• Requests
- a) Translate this sentence from the regex notebook into Spanish: "Call me, Axel Magnusson, on my phone number 070-1234567 or email me at Axel@gmail.com."
- b) Continue the regex notebook from its last printed line.

• Passage shown
----------------

# Extract and normalize contact information using Regex

In [1]:
import pandas as pd
import re

In [2]:
names = ['Axel Magnusson', 'Evelina Eriksson', 'Magnus Eriksson', 'Martin Skog', 'Gustaf', 
         'Klantskalle']
email = ['Axel@gmail.com', 'Evelina@gmail.com', 'Magnus.Eriksson@gmail.com', 'Martin99@gmail.com', 'Gustafgmail.com', 
         'Klantskalle@outlook.com!']
tel = ['070-1234567', '0734-55 66 77', '08 1234567', '(070)9876543!', '1234', 
      '0761234568']

df = pd.DataFrame({
    "name": names,
    "email": email,
    "tel": tel
})

df

Unnamed: 0,name,email,tel
0,Axel Magnusson,Axel@gmail.com,070-1234567
1,Evelina Eriksson,Evelina@gmail.com,0734-55 66 77
2,Magnus Eriksson,Magnus.Eriksson@gmail.com,08 1234567
3,Martin Skog,Martin99@gmail.com,(070)9876543!
4,Gustaf,Gustafgmail.com,1234
5,Klantskalle,Klantskalle@outlook.com!,0761234568


In [3]:
# df.info()

In [4]:
for i, user in df.iterrows():
    text = (
        f"Call me, {user['name']}, "
        f"on my phone number {user['tel']} "
        f"or email me at {user['email']}."
    )
    print(text)

Call me, Axel Magnusson, on my phone number 070-1234567 or email me at Axel@gmail.com.
Call me, Evelina Eriksson, on my phone number 0734-55 66 77 or email me at Evelina@gmail.com.
Call me, Magnus Eriksson, on my phone number 08 1234567 or email me at Magnus.Eriksson@gmail.com.

----------------

• Record extracts

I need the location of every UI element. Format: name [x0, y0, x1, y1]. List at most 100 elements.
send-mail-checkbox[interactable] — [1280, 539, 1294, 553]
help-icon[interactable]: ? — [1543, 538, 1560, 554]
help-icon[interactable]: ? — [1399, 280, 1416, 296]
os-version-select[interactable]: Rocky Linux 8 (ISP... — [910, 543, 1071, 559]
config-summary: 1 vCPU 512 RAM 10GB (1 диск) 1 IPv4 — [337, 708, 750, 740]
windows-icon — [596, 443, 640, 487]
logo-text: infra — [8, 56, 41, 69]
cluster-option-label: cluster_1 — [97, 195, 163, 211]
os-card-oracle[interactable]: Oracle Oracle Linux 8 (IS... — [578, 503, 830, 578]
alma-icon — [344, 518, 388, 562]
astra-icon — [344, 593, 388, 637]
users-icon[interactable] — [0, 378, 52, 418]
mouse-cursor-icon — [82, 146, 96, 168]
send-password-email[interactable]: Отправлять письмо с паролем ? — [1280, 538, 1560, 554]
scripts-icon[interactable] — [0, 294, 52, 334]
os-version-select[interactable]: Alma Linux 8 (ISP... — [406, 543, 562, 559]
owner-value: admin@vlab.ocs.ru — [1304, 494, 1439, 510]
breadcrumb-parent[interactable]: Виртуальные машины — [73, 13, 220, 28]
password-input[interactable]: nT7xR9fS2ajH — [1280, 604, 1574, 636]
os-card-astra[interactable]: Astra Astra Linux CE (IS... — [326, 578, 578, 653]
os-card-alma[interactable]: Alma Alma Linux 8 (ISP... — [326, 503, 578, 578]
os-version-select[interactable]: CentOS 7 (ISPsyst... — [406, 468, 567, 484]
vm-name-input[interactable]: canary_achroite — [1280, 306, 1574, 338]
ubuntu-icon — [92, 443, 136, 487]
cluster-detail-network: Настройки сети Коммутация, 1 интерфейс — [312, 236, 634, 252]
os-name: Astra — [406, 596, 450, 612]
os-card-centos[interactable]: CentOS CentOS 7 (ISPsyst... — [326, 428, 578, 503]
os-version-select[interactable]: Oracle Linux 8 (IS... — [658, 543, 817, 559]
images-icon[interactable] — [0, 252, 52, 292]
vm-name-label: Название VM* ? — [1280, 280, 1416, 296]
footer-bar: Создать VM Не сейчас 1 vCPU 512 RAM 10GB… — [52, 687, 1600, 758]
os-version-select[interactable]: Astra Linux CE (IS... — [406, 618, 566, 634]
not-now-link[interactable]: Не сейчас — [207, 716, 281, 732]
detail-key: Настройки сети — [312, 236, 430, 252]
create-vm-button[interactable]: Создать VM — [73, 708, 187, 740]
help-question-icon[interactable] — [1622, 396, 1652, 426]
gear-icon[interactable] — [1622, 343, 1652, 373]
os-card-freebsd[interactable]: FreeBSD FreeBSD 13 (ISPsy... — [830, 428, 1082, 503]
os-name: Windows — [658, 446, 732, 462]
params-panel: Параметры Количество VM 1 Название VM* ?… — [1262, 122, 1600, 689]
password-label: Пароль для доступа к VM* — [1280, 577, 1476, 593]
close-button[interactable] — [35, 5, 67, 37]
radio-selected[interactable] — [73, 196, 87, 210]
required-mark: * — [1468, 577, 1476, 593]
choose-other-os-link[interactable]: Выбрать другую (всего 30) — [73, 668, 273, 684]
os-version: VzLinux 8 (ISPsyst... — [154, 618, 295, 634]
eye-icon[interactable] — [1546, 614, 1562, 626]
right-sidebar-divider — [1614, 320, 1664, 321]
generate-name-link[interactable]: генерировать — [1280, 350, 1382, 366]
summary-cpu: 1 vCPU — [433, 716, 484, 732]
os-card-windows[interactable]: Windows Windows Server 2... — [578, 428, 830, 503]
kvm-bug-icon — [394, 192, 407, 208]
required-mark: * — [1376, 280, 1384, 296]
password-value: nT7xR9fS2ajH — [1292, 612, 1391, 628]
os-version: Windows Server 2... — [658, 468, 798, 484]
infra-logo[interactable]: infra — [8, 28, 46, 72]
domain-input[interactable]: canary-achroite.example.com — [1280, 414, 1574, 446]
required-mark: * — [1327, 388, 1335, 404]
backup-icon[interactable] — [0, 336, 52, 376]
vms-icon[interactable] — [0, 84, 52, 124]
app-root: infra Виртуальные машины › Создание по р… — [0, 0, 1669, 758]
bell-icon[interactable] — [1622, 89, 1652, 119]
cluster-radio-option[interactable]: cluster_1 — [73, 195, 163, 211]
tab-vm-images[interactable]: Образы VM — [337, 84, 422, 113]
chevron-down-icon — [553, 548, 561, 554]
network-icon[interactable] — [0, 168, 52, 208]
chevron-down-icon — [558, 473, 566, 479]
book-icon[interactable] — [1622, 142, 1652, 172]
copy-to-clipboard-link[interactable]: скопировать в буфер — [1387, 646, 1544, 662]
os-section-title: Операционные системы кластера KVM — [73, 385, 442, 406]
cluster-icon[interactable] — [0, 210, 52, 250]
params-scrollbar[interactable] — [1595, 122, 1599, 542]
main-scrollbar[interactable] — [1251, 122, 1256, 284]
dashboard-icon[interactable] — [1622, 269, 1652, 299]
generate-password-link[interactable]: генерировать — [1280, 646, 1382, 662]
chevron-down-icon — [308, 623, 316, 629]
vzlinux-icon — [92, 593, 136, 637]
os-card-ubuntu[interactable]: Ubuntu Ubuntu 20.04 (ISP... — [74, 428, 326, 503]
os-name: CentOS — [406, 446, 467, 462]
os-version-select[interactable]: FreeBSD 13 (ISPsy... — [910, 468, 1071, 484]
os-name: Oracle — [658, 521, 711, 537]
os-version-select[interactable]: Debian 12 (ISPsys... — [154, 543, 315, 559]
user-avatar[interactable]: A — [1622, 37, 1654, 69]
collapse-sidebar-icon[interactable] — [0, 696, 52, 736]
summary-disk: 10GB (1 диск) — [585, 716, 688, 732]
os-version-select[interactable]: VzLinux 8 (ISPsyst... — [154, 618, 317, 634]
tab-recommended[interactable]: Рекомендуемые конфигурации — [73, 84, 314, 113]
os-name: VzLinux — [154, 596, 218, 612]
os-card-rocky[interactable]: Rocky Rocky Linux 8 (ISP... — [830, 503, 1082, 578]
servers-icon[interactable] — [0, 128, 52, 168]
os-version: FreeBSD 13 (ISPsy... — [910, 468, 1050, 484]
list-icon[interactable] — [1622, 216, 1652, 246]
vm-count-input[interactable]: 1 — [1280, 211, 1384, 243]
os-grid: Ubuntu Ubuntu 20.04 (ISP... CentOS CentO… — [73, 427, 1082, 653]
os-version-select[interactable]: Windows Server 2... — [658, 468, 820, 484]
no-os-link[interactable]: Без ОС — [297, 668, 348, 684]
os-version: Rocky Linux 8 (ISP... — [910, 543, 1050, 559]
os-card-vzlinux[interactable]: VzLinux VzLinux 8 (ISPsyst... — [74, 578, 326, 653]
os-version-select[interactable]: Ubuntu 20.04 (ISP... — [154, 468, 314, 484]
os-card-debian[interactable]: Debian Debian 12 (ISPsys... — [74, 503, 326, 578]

----------------

• Responses per task
- a) Llámame, Axel Magnusson, a mi número de teléfono 070-1234567 o envíame un correo a Axel@gmail.com.

- b)
Call me, Martin Skog, on my phone number (070)9876543! or email me at Martin99@gmail.com.
Call me, Gustaf, on my phone number 1234 or email me at Gustafgmail.com.
Call me, Klantskalle, on my phone number 0761234568 or email me at Klantskalle@outlook.com!.


## Phone number validation

To validate the swedish phone number we have specific criterions to fullfill. The criterion we set in this code is:
- There must be between 9-11 numbers. That means that no special signs or letters should be included. 
- The number must start with 07, 08.
  
Also , we want to write the phone numbers in the form 07x-xxx xx xx or 08 xxx xx xx. This means if we have +46-numbers, we will replace +46 with 0 using the 'sub' function in the module re (regular expression). 

In [5]:
def format_swedish_number(raw):
    digits = re.sub(r'\D', '', raw)   

    # 1. Cellphone numbers (10 letters)
    if re.match(r'07[02369]', digits) and len(digits) == 10:
        return f"{digits[:3]}-{digits[3:6]} {digits[6:8]} {digits[8:]}"

    # 2. Stockholm (08)
    if digits.startswith('08') and len(digits) >= 7:
        rest = digits[2:]
        return f"08 {rest[:3]} {rest[3:5]} {rest[5:]}"

    # 3. Area number 0xxx
    if re.match(r"0\d{3}", digits):
        area = digits[:4]
        rest = digits[4:]
        return f"{area} {rest[:3]} {rest[3:5]} {rest[5:]}"

    # 4. Area number 0xx
    if re.match(r"0\d{2}", digits):
        area = digits[:3]
        rest = digits[3:]
        return f"{area} {rest[:3]} {rest[3:5]} {rest[5:]}"

    return raw   # If the number cannot be formatted

for i, user in df.iterrows():

    text = (
        f"Call me, {user['name']}, "
        f"on my phone number {user['tel']} "
        f"or email me at {user['email']}."
    )

    # 1. Replace +46 with 0
    clean_text = re.sub(r'\+46\s*0?', '0', text)

    # 2. Fins swedish phone numbers (allows numbers,  siffror, spaces, hyphens, parentheses)
    pattern = r'0[\d\s\-()]*'
    matches = re.findall(pattern, clean_text)

    print(f"\n--- {user['name']} ---")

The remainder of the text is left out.